__Work to complete__
Restate each of the lines below word for word and drop every picture.

__Dataset records__
========
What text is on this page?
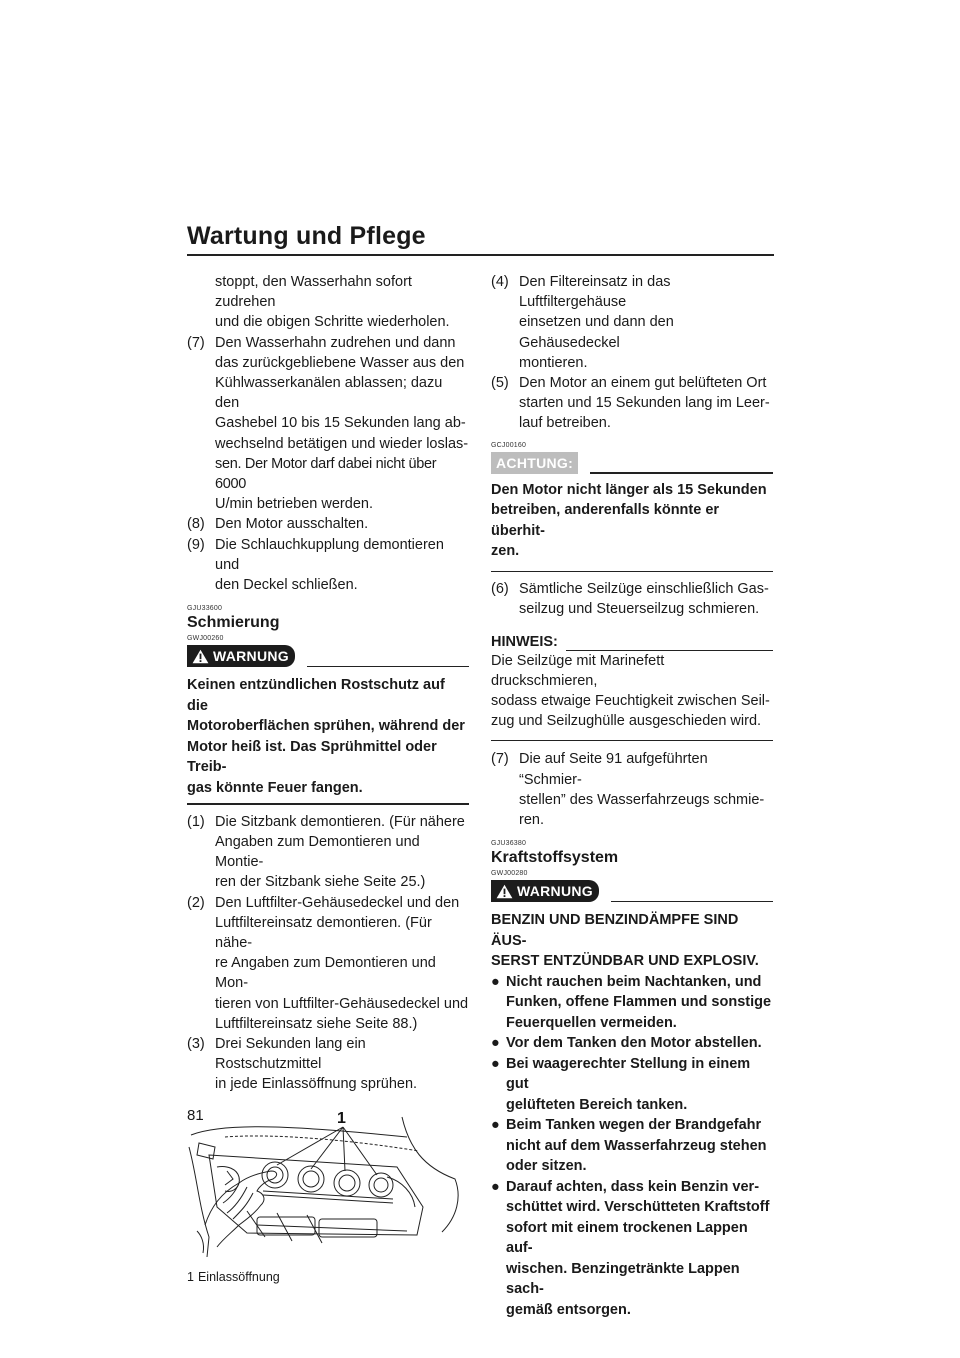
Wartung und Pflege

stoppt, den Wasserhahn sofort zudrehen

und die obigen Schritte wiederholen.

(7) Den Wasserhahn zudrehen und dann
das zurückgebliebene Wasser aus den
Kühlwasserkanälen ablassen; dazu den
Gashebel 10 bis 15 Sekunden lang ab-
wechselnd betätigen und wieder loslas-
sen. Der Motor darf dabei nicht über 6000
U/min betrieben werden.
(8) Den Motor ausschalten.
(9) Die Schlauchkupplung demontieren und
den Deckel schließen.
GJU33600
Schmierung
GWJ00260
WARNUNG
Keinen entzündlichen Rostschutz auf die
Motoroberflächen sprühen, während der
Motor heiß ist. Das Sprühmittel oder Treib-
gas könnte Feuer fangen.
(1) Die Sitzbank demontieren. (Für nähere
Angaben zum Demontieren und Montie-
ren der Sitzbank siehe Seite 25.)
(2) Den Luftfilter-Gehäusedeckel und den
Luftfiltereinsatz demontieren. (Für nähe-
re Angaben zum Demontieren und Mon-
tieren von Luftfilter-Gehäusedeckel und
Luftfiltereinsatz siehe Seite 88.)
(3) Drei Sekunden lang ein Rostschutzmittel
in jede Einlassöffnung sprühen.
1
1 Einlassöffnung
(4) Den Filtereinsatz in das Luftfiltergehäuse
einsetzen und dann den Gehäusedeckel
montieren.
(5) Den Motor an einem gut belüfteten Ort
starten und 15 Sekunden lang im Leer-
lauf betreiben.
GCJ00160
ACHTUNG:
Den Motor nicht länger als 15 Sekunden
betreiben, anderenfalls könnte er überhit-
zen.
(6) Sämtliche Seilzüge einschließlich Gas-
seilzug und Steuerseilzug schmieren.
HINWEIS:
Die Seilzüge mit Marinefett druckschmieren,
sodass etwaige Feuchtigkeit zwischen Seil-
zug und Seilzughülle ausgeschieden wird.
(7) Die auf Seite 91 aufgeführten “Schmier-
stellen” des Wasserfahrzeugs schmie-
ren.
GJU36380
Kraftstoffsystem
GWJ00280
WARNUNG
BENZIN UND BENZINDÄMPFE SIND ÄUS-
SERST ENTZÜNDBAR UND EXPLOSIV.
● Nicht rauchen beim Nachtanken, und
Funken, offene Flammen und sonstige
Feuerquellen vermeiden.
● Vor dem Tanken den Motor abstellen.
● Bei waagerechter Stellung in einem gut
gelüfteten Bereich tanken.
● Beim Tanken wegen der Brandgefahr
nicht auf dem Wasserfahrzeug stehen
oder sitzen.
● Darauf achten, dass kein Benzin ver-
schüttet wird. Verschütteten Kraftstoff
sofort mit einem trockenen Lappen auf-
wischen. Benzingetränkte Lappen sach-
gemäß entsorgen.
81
========
__Right answer__
What text is on this page?
Wartung und Pflege

stoppt, den Wasserhahn sofort zudrehen

und die obigen Schritte wiederholen.

(7) Den Wasserhahn zudrehen und dann
das zurückgebliebene Wasser aus den
Kühlwasserkanälen ablassen; dazu den
Gashebel 10 bis 15 Sekunden lang ab-
wechselnd betätigen und wieder loslas-
sen. Der Motor darf dabei nicht über 6000
U/min betrieben werden.
(8) Den Motor ausschalten.
(9) Die Schlauchkupplung demontieren und
den Deckel schließen.
GJU33600
Schmierung
GWJ00260
WARNUNG
Keinen entzündlichen Rostschutz auf die
Motoroberflächen sprühen, während der
Motor heiß ist. Das Sprühmittel oder Treib-
gas könnte Feuer fangen.
(1) Die Sitzbank demontieren. (Für nähere
Angaben zum Demontieren und Montie-
ren der Sitzbank siehe Seite 25.)
(2) Den Luftfilter-Gehäusedeckel und den
Luftfiltereinsatz demontieren. (Für nähe-
re Angaben zum Demontieren und Mon-
tieren von Luftfilter-Gehäusedeckel und
Luftfiltereinsatz siehe Seite 88.)
(3) Drei Sekunden lang ein Rostschutzmittel
in jede Einlassöffnung sprühen.
1
1 Einlassöffnung
(4) Den Filtereinsatz in das Luftfiltergehäuse
einsetzen und dann den Gehäusedeckel
montieren.
(5) Den Motor an einem gut belüfteten Ort
starten und 15 Sekunden lang im Leer-
lauf betreiben.
GCJ00160
ACHTUNG:
Den Motor nicht länger als 15 Sekunden
betreiben, anderenfalls könnte er überhit-
zen.
(6) Sämtliche Seilzüge einschließlich Gas-
seilzug und Steuerseilzug schmieren.
HINWEIS:
Die Seilzüge mit Marinefett druckschmieren,
sodass etwaige Feuchtigkeit zwischen Seil-
zug und Seilzughülle ausgeschieden wird.
(7) Die auf Seite 91 aufgeführten “Schmier-
stellen” des Wasserfahrzeugs schmie-
ren.
GJU36380
Kraftstoffsystem
GWJ00280
WARNUNG
BENZIN UND BENZINDÄMPFE SIND ÄUS-
SERST ENTZÜNDBAR UND EXPLOSIV.
● Nicht rauchen beim Nachtanken, und
Funken, offene Flammen und sonstige
Feuerquellen vermeiden.
● Vor dem Tanken den Motor abstellen.
● Bei waagerechter Stellung in einem gut
gelüfteten Bereich tanken.
● Beim Tanken wegen der Brandgefahr
nicht auf dem Wasserfahrzeug stehen
oder sitzen.
● Darauf achten, dass kein Benzin ver-
schüttet wird. Verschütteten Kraftstoff
sofort mit einem trockenen Lappen auf-
wischen. Benzingetränkte Lappen sach-
gemäß entsorgen.
81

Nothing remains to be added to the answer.